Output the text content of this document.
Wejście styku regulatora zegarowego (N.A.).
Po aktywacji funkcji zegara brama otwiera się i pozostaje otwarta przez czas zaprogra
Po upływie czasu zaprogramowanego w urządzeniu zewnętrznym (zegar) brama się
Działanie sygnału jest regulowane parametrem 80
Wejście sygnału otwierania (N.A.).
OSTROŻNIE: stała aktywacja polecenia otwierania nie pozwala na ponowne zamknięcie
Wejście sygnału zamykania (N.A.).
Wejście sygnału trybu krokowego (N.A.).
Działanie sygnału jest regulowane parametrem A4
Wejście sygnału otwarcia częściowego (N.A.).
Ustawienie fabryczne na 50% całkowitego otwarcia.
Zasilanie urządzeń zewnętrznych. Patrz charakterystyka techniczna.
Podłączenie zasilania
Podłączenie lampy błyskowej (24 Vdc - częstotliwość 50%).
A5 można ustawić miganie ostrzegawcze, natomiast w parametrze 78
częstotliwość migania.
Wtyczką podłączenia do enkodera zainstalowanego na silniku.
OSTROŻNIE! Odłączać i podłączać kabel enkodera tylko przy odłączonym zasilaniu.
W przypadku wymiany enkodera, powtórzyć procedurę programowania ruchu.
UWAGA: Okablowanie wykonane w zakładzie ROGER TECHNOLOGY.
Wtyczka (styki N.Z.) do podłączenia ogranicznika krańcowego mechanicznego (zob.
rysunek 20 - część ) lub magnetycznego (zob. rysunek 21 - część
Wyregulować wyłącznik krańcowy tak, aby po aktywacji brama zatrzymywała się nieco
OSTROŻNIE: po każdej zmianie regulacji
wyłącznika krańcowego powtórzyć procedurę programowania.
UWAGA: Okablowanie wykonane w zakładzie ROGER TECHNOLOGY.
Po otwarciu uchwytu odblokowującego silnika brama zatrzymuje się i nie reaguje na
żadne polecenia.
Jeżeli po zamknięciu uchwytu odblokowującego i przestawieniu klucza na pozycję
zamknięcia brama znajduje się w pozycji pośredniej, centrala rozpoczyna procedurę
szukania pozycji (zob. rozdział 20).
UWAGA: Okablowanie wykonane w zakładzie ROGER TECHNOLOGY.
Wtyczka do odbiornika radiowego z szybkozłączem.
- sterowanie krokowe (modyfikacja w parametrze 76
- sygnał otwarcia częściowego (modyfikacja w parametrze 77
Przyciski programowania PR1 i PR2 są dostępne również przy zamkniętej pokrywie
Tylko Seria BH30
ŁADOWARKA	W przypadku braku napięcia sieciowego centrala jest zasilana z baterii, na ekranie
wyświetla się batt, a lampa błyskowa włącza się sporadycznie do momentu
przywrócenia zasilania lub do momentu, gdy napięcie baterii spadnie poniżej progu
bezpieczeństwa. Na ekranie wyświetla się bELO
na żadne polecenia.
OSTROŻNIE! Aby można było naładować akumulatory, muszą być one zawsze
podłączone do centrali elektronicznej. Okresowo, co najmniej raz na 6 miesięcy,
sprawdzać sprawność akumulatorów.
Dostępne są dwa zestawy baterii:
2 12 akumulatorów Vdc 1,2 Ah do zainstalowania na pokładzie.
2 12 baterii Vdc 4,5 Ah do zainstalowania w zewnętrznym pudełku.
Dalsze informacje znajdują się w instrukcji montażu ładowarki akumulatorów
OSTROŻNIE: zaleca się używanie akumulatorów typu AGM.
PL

- **WHAT YOU HAVE TO DO**
Of the lines above, how many include the word "OSTROŻNIE"? Reply with the number only.

- **CORRECT RESULT**
5